Reproduce the data below word for word, starting at its first line and ending with the line that contains "hexagon-plus-icon[interactable]: [854, 332, 966, 458]", both included.

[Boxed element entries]
-- start --

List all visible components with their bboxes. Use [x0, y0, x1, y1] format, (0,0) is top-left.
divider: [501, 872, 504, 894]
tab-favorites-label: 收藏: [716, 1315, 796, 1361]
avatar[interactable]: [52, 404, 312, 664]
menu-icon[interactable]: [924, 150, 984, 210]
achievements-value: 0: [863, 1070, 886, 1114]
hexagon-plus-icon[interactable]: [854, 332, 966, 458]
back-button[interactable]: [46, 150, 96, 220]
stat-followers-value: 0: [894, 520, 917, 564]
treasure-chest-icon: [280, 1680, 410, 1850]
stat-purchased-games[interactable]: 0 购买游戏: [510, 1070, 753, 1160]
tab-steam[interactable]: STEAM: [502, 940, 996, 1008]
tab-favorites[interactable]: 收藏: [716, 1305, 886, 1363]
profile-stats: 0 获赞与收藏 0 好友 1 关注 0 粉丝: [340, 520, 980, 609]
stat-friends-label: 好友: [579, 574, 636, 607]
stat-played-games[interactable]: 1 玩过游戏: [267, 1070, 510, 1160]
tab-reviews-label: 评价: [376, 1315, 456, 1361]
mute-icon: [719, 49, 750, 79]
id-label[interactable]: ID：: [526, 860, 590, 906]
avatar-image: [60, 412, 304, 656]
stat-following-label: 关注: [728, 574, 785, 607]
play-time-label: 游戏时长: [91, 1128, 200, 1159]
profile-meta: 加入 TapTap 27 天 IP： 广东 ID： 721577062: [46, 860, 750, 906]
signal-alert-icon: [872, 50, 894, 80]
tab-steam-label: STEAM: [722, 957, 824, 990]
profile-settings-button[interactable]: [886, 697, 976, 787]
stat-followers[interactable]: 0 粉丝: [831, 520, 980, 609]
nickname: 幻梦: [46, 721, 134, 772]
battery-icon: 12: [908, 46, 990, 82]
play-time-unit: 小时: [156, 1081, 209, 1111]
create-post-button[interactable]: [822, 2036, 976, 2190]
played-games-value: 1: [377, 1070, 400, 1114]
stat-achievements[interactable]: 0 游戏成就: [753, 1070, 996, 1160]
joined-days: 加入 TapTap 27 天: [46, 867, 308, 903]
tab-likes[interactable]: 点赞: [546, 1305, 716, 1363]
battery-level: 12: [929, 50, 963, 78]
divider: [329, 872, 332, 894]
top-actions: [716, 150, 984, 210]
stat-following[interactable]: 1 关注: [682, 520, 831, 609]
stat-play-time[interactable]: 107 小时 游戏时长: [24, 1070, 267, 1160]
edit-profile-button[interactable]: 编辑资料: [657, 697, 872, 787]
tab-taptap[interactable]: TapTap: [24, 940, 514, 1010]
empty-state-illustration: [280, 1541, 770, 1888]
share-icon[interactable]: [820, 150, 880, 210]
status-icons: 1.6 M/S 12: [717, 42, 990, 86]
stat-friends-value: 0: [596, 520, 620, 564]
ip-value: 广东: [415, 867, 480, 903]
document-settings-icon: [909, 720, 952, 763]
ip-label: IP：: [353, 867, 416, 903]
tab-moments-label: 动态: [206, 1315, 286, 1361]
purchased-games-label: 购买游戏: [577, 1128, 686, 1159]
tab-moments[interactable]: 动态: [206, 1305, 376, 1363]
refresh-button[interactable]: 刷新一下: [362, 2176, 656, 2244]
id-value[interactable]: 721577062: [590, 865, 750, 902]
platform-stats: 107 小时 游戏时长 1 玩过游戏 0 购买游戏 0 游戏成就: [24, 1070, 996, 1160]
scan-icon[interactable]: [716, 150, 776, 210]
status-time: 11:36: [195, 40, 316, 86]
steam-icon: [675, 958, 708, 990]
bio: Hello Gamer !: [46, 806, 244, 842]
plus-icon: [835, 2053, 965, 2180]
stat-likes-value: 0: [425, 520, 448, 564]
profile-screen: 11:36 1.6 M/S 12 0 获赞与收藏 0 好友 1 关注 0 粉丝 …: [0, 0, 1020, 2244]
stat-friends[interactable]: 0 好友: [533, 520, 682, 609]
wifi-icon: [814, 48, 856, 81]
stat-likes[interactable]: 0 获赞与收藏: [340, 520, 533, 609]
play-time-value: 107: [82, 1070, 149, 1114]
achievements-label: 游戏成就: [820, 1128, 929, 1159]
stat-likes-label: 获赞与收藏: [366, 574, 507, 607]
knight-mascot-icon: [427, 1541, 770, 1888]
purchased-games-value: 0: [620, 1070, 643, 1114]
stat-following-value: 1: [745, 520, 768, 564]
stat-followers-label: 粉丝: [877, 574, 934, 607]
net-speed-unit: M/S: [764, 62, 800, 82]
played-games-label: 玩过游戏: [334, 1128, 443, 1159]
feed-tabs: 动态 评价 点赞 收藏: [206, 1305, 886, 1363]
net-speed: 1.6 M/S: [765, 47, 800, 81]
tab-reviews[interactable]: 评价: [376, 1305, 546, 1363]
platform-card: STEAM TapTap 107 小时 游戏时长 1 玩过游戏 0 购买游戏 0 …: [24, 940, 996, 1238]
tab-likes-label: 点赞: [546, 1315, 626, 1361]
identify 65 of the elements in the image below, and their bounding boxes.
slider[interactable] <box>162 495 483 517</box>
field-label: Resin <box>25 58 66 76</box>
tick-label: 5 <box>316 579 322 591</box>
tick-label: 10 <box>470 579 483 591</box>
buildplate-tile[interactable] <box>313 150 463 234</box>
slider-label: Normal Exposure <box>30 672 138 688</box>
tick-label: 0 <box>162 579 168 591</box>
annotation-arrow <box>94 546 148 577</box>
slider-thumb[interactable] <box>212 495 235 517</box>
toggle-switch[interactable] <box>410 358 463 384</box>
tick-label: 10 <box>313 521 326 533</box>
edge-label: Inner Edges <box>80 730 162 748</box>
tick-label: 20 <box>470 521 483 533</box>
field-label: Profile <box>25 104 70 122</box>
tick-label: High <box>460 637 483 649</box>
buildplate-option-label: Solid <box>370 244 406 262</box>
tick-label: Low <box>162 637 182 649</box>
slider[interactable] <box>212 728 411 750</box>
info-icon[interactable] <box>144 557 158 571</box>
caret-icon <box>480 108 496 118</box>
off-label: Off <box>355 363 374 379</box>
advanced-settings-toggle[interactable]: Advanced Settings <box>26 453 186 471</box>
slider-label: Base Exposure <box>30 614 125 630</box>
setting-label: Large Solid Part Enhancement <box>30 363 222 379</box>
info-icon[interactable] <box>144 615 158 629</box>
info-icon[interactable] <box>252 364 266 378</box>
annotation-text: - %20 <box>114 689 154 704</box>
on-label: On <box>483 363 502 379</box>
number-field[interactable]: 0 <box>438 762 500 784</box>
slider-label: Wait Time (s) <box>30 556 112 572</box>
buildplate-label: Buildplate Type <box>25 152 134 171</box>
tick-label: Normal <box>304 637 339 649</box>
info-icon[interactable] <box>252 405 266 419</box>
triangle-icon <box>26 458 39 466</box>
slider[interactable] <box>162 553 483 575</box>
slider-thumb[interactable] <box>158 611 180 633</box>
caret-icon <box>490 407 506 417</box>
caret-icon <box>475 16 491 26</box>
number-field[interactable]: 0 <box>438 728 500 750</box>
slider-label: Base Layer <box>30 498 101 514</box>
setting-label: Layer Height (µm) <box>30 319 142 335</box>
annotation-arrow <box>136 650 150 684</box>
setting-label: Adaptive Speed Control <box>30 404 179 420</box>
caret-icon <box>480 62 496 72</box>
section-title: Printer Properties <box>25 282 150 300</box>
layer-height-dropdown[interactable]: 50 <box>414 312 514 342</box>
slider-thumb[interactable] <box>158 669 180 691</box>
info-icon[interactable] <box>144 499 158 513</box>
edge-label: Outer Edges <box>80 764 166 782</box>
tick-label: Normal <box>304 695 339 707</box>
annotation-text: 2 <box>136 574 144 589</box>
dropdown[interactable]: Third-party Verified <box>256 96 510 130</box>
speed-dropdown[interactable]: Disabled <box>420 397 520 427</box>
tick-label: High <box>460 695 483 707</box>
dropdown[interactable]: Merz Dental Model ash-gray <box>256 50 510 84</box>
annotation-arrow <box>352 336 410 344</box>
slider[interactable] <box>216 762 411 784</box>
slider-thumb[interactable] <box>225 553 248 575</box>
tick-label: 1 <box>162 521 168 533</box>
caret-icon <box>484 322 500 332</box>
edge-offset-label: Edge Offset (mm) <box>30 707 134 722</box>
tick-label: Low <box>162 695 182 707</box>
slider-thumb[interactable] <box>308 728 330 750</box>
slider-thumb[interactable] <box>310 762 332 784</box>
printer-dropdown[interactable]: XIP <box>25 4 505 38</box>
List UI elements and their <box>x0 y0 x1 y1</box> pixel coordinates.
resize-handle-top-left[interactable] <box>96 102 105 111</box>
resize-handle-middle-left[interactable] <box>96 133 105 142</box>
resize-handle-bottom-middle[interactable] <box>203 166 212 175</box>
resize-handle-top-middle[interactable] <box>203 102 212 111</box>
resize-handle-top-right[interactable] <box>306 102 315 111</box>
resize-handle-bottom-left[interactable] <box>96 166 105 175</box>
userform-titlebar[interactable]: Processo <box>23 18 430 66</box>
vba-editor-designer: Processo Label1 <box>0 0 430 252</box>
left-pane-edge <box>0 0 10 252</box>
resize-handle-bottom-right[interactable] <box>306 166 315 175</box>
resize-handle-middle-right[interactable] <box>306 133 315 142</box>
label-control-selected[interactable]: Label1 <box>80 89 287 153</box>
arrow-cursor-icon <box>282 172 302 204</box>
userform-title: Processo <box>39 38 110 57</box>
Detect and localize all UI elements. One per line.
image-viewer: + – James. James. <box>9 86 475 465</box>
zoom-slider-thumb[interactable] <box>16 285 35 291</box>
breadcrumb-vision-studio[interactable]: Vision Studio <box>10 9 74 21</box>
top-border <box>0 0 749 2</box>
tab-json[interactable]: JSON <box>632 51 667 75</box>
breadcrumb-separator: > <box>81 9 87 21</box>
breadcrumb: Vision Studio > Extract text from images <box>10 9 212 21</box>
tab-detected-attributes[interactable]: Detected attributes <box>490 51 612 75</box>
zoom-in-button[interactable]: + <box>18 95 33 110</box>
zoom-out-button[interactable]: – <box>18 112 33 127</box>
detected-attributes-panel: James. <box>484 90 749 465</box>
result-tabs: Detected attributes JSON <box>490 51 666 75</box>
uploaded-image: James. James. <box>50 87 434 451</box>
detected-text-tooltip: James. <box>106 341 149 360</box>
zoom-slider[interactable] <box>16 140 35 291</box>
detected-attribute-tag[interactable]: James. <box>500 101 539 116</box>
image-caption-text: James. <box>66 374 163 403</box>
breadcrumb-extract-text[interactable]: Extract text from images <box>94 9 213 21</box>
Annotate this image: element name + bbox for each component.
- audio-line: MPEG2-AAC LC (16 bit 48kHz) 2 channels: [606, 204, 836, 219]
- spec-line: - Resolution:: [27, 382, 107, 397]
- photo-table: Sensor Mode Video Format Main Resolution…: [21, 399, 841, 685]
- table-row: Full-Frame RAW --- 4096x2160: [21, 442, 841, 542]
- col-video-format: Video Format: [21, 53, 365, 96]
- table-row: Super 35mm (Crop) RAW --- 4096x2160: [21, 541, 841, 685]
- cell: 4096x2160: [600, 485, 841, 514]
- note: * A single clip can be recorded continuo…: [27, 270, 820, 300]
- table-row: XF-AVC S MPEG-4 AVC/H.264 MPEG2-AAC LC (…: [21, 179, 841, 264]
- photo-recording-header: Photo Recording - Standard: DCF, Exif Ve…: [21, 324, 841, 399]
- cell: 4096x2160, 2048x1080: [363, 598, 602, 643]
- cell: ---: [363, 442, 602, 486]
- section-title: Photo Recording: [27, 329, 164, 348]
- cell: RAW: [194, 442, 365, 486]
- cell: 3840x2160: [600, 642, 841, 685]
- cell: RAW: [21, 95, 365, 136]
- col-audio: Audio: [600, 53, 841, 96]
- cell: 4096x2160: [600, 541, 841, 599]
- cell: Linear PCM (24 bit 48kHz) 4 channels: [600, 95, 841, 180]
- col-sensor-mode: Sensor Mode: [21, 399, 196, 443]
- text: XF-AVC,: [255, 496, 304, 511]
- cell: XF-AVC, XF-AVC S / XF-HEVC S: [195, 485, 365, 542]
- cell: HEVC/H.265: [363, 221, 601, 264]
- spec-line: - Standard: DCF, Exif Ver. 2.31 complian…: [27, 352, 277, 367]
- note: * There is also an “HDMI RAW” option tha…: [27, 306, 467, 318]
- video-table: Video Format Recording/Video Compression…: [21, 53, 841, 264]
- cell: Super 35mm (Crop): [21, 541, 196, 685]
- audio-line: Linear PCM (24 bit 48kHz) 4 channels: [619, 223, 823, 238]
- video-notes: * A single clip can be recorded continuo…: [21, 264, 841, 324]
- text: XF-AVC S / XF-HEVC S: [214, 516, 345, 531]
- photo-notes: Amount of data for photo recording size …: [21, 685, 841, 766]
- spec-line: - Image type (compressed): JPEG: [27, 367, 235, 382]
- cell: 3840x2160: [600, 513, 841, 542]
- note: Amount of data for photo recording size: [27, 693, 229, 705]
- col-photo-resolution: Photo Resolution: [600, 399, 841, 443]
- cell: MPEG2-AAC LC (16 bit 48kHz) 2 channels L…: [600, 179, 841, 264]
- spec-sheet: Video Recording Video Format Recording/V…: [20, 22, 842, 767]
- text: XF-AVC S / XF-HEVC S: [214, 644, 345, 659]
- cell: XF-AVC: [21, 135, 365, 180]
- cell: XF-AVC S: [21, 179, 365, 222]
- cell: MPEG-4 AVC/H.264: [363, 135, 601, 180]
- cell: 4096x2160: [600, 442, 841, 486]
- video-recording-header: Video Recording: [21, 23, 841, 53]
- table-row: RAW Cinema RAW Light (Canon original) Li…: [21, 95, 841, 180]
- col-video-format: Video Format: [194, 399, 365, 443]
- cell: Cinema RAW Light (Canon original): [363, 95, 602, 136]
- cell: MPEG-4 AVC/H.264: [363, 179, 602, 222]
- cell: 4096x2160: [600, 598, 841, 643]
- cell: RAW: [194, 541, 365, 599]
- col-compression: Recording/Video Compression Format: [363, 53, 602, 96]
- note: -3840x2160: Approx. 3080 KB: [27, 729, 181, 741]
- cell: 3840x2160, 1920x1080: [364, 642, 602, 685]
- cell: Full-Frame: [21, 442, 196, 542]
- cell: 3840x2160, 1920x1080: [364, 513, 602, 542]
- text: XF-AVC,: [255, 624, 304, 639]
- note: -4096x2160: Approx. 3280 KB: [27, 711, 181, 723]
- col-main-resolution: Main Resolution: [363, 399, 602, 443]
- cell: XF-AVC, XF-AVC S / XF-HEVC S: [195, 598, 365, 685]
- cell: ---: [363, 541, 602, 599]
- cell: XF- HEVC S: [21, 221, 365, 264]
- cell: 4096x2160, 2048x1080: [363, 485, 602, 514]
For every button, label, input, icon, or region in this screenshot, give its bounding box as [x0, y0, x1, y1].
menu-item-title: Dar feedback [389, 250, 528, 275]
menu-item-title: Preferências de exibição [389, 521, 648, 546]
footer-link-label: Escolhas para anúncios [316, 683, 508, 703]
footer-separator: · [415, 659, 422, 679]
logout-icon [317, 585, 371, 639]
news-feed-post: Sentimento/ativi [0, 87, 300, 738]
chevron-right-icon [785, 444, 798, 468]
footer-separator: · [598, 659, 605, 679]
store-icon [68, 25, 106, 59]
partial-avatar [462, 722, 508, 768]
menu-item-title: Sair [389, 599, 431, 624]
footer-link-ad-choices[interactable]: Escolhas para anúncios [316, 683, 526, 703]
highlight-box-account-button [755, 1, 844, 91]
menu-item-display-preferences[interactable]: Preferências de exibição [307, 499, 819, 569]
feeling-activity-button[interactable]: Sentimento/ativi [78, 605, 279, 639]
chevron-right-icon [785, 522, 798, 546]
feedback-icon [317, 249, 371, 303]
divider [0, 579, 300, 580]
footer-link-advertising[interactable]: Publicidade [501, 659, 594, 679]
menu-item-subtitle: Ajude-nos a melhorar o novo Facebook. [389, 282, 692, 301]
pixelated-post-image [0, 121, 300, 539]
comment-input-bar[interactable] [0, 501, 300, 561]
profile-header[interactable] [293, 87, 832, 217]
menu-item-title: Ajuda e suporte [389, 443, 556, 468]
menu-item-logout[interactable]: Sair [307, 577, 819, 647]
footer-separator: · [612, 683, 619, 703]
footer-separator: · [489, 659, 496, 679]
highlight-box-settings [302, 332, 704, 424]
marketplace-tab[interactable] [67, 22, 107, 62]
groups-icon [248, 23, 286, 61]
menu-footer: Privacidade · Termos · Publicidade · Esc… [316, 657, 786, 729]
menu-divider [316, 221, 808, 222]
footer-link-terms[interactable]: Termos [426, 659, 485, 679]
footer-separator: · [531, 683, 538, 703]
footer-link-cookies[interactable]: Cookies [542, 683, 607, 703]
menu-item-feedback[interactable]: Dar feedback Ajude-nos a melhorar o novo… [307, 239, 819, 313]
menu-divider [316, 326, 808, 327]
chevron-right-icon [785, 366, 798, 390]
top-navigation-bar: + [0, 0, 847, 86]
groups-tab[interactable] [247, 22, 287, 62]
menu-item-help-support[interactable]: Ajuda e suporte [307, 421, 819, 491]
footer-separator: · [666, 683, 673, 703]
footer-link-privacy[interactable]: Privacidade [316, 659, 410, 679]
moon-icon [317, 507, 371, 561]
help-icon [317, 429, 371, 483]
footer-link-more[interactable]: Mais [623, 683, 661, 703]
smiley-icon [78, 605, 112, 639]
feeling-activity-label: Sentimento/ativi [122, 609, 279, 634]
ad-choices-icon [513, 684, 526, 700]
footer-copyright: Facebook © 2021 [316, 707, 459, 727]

-- end --

### Answer for the task
List all visible components with their bboxes. Use [x0, y0, x1, y1] format, (0,0) is top-left.
divider: [501, 872, 504, 894]
tab-favorites-label: 收藏: [716, 1315, 796, 1361]
avatar[interactable]: [52, 404, 312, 664]
menu-icon[interactable]: [924, 150, 984, 210]
achievements-value: 0: [863, 1070, 886, 1114]
hexagon-plus-icon[interactable]: [854, 332, 966, 458]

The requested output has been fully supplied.